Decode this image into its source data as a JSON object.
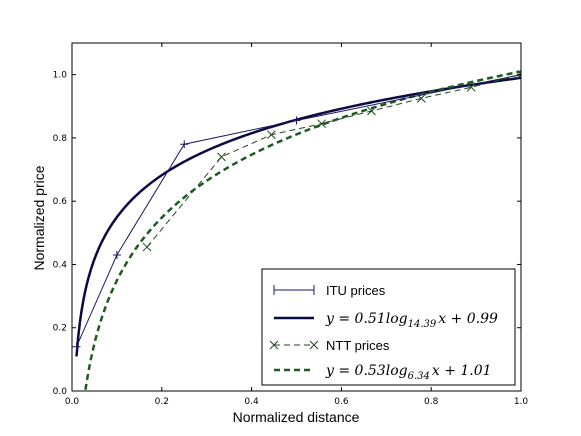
{
  "chart_data": {
    "type": "line",
    "xlabel": "Normalized distance",
    "ylabel": "Normalized price",
    "xlim": [
      0,
      1
    ],
    "ylim": [
      0,
      1.1
    ],
    "x_ticks": [
      "0.0",
      "0.2",
      "0.4",
      "0.6",
      "0.8",
      "1.0"
    ],
    "y_ticks": [
      "0.0",
      "0.2",
      "0.4",
      "0.6",
      "0.8",
      "1.0"
    ],
    "legend_position": "bottom-right",
    "grid": false,
    "series": [
      {
        "name": "ITU prices",
        "kind": "markers",
        "marker": "plus",
        "color": "#1a1a5e",
        "x": [
          0.01,
          0.1,
          0.25,
          0.5,
          1.0
        ],
        "y": [
          0.14,
          0.43,
          0.78,
          0.855,
          1.0
        ]
      },
      {
        "name": "NTT prices",
        "kind": "markers",
        "marker": "x",
        "color": "#1f4a1f",
        "x": [
          0.167,
          0.333,
          0.444,
          0.556,
          0.667,
          0.778,
          0.889,
          1.0
        ],
        "y": [
          0.455,
          0.74,
          0.81,
          0.845,
          0.885,
          0.925,
          0.96,
          1.0
        ]
      },
      {
        "name": "",
        "kind": "fit",
        "coef": 0.51,
        "base": 14.39,
        "intercept": 0.99,
        "color": "#0a0a40",
        "x_start": 0.01
      },
      {
        "name": "",
        "kind": "fit",
        "coef": 0.53,
        "base": 6.34,
        "intercept": 1.01,
        "color": "#1f5a1f",
        "x_start": 0.03
      }
    ],
    "legend": {
      "itu_label": "ITU prices",
      "eq1": {
        "lead": "y = 0.51log",
        "sub": "14.39",
        "tail": "x + 0.99"
      },
      "ntt_label": "NTT prices",
      "eq2": {
        "lead": "y = 0.53log",
        "sub": "6.34",
        "tail": "x + 1.01"
      }
    }
  }
}
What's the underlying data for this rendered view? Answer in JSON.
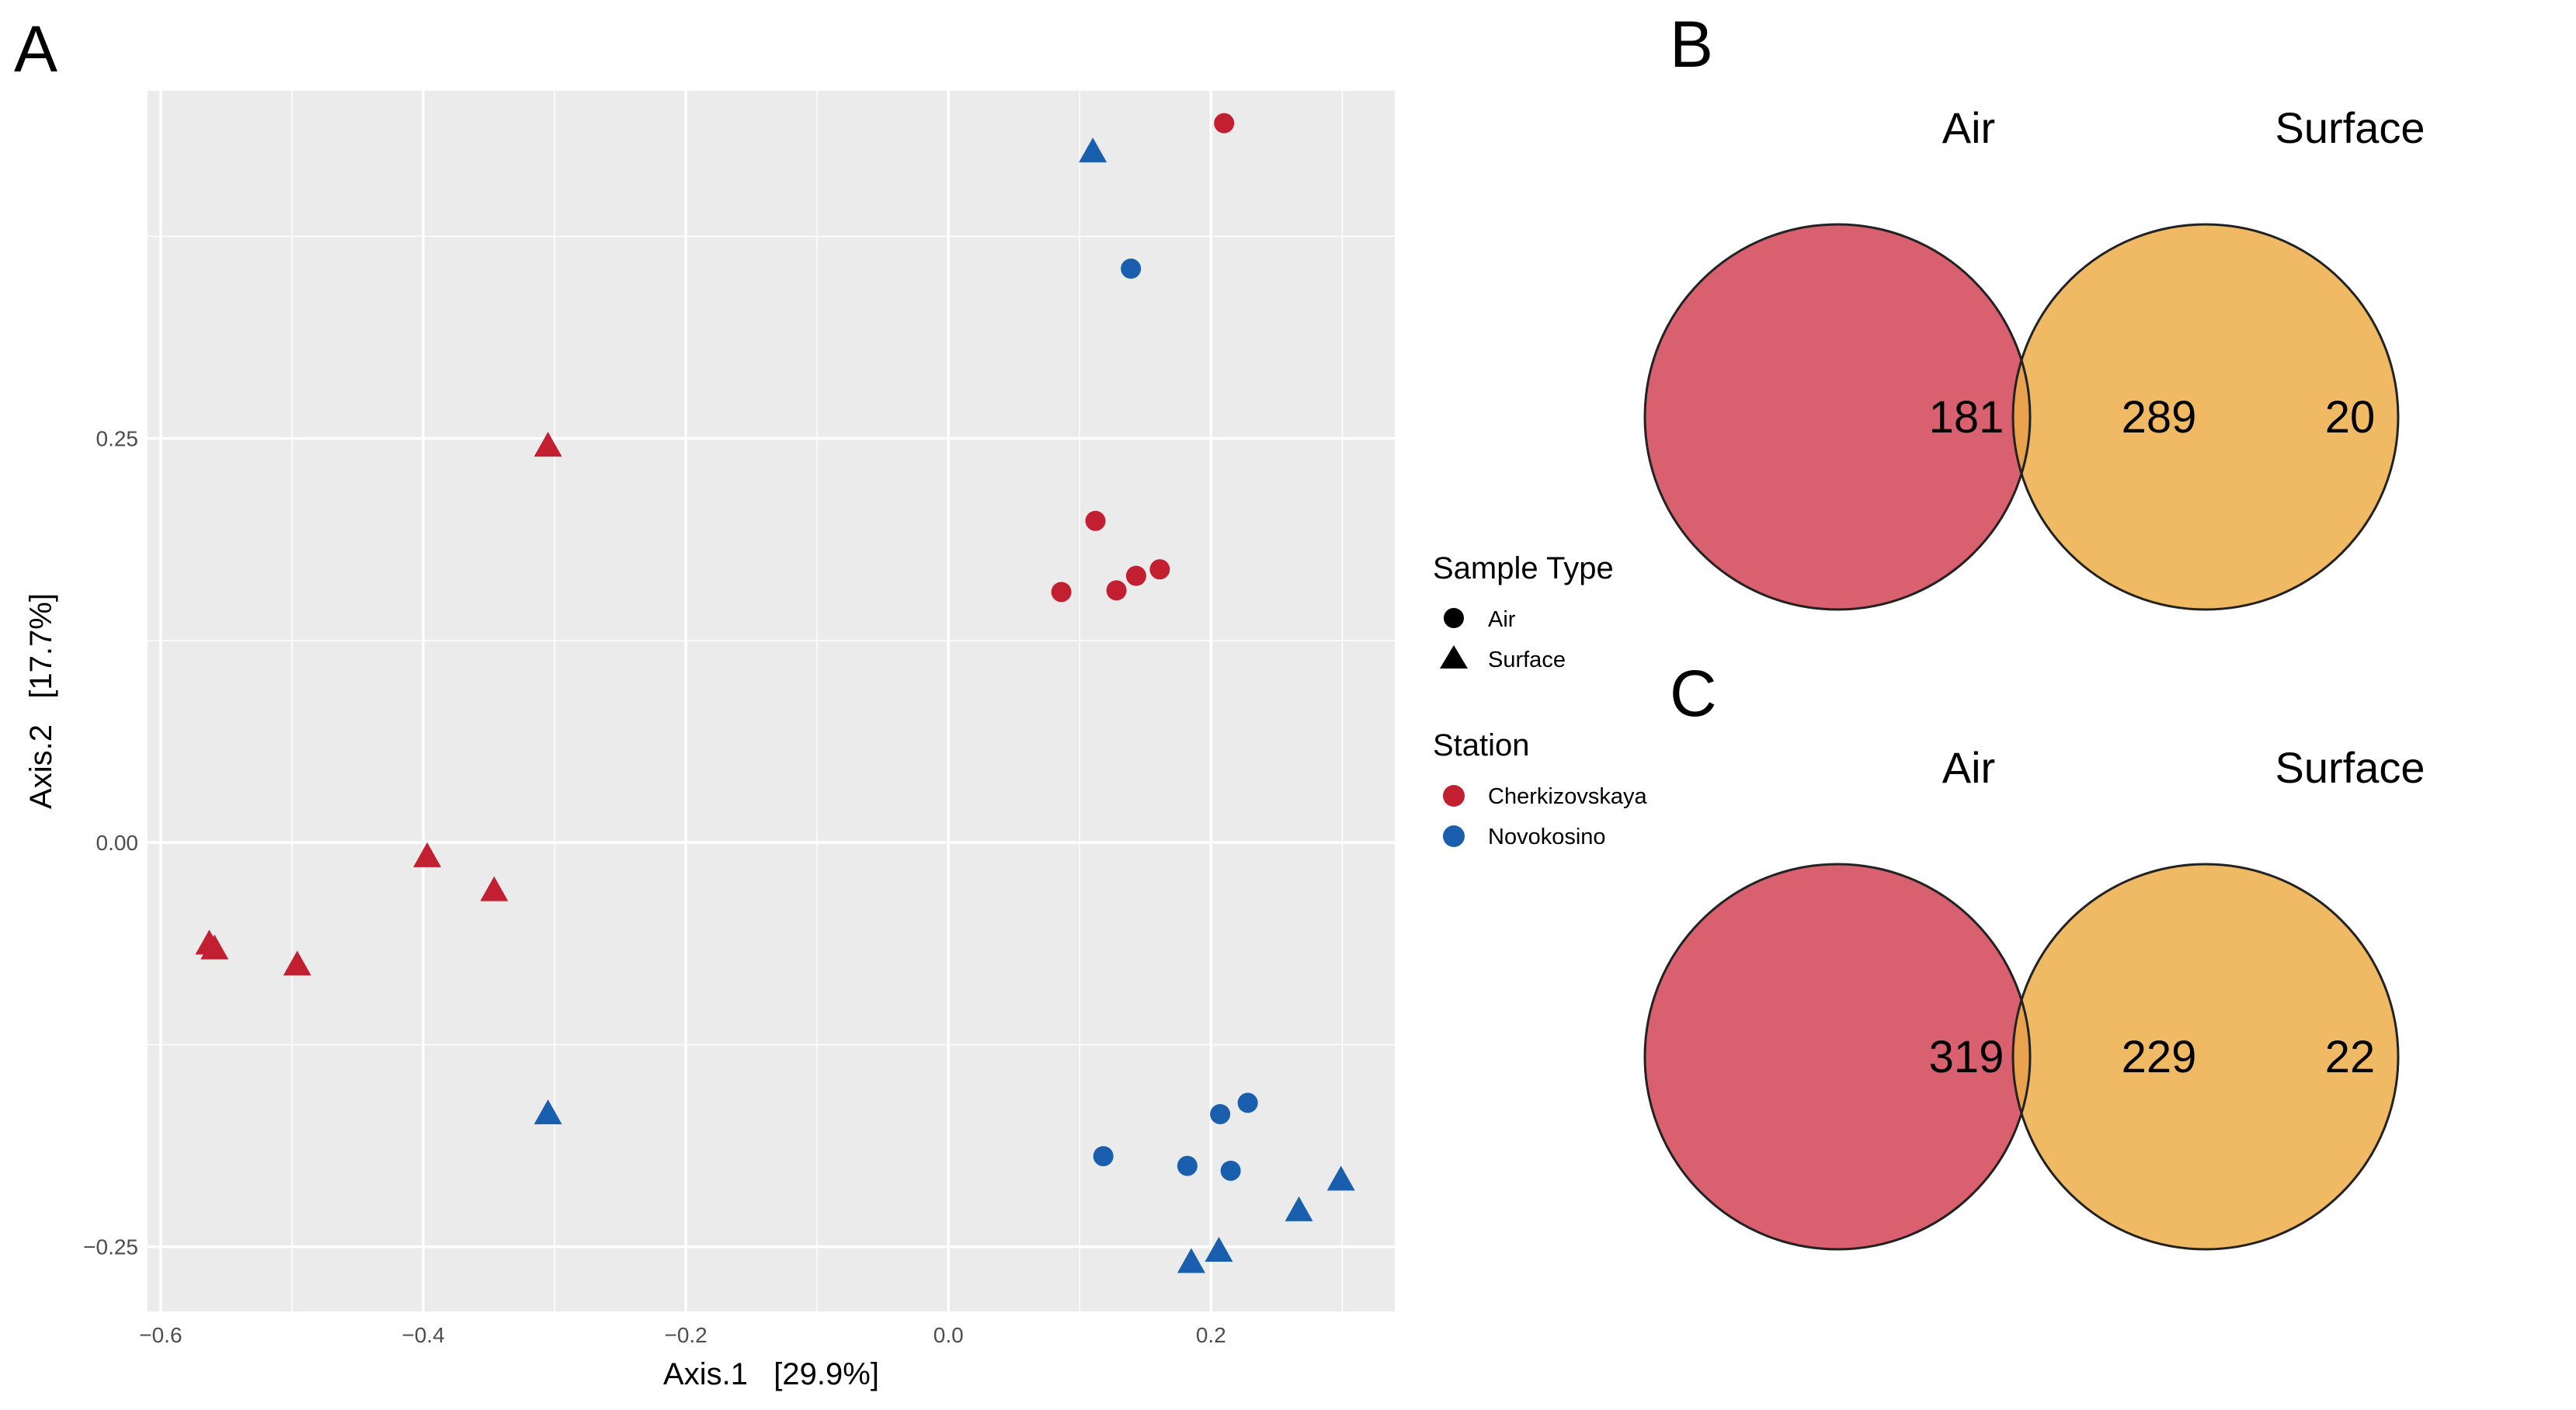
{
  "panel_labels": {
    "a": "A",
    "b": "B",
    "c": "C"
  },
  "colors": {
    "cherkizovskaya": "#C21F30",
    "novokosino": "#1A5FAD",
    "panel_bg": "#EBEBEB",
    "grid": "#FFFFFF",
    "air_circle": "#D8606F",
    "surface_circle": "#F0B963",
    "overlap": "#E9A24E"
  },
  "chart_data": [
    {
      "type": "scatter",
      "title": "",
      "xlabel": "Axis.1   [29.9%]",
      "ylabel": "Axis.2   [17.7%]",
      "xlim": [
        -0.61,
        0.34
      ],
      "ylim": [
        -0.29,
        0.465
      ],
      "xticks": [
        -0.6,
        -0.4,
        -0.2,
        0.0,
        0.2
      ],
      "xtick_labels": [
        "−0.6",
        "−0.4",
        "−0.2",
        "0.0",
        "0.2"
      ],
      "yticks": [
        -0.25,
        0.0,
        0.25
      ],
      "ytick_labels": [
        "−0.25",
        "0.00",
        "0.25"
      ],
      "grid": true,
      "legend": {
        "shape_title": "Sample Type",
        "shape_entries": [
          {
            "label": "Air",
            "shape": "circle"
          },
          {
            "label": "Surface",
            "shape": "triangle"
          }
        ],
        "color_title": "Station",
        "color_entries": [
          {
            "label": "Cherkizovskaya",
            "color": "#C21F30"
          },
          {
            "label": "Novokosino",
            "color": "#1A5FAD"
          }
        ],
        "position": "right"
      },
      "series": [
        {
          "name": "Cherkizovskaya Air",
          "station": "Cherkizovskaya",
          "sample_type": "Air",
          "shape": "circle",
          "color": "#C21F30",
          "points": [
            {
              "x": 0.21,
              "y": 0.445
            },
            {
              "x": 0.112,
              "y": 0.199
            },
            {
              "x": 0.086,
              "y": 0.155
            },
            {
              "x": 0.128,
              "y": 0.156
            },
            {
              "x": 0.143,
              "y": 0.165
            },
            {
              "x": 0.161,
              "y": 0.169
            }
          ]
        },
        {
          "name": "Cherkizovskaya Surface",
          "station": "Cherkizovskaya",
          "sample_type": "Surface",
          "shape": "triangle",
          "color": "#C21F30",
          "points": [
            {
              "x": -0.305,
              "y": 0.245
            },
            {
              "x": -0.397,
              "y": -0.009
            },
            {
              "x": -0.346,
              "y": -0.03
            },
            {
              "x": -0.563,
              "y": -0.063
            },
            {
              "x": -0.559,
              "y": -0.066
            },
            {
              "x": -0.496,
              "y": -0.076
            }
          ]
        },
        {
          "name": "Novokosino Air",
          "station": "Novokosino",
          "sample_type": "Air",
          "shape": "circle",
          "color": "#1A5FAD",
          "points": [
            {
              "x": 0.139,
              "y": 0.355
            },
            {
              "x": 0.228,
              "y": -0.161
            },
            {
              "x": 0.207,
              "y": -0.168
            },
            {
              "x": 0.118,
              "y": -0.194
            },
            {
              "x": 0.182,
              "y": -0.2
            },
            {
              "x": 0.215,
              "y": -0.203
            }
          ]
        },
        {
          "name": "Novokosino Surface",
          "station": "Novokosino",
          "sample_type": "Surface",
          "shape": "triangle",
          "color": "#1A5FAD",
          "points": [
            {
              "x": 0.11,
              "y": 0.427
            },
            {
              "x": -0.305,
              "y": -0.168
            },
            {
              "x": 0.299,
              "y": -0.209
            },
            {
              "x": 0.267,
              "y": -0.228
            },
            {
              "x": 0.206,
              "y": -0.253
            },
            {
              "x": 0.185,
              "y": -0.26
            }
          ]
        }
      ]
    },
    {
      "type": "venn",
      "panel": "B",
      "sets": [
        "Air",
        "Surface"
      ],
      "values": {
        "Air_only": 181,
        "both": 289,
        "Surface_only": 20
      }
    },
    {
      "type": "venn",
      "panel": "C",
      "sets": [
        "Air",
        "Surface"
      ],
      "values": {
        "Air_only": 319,
        "both": 229,
        "Surface_only": 22
      }
    }
  ]
}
· · · · ·
* [Your task] Of the lines in the listing above, how many hold the string "name"? Reply with the number only.

* [Completed exercise] 8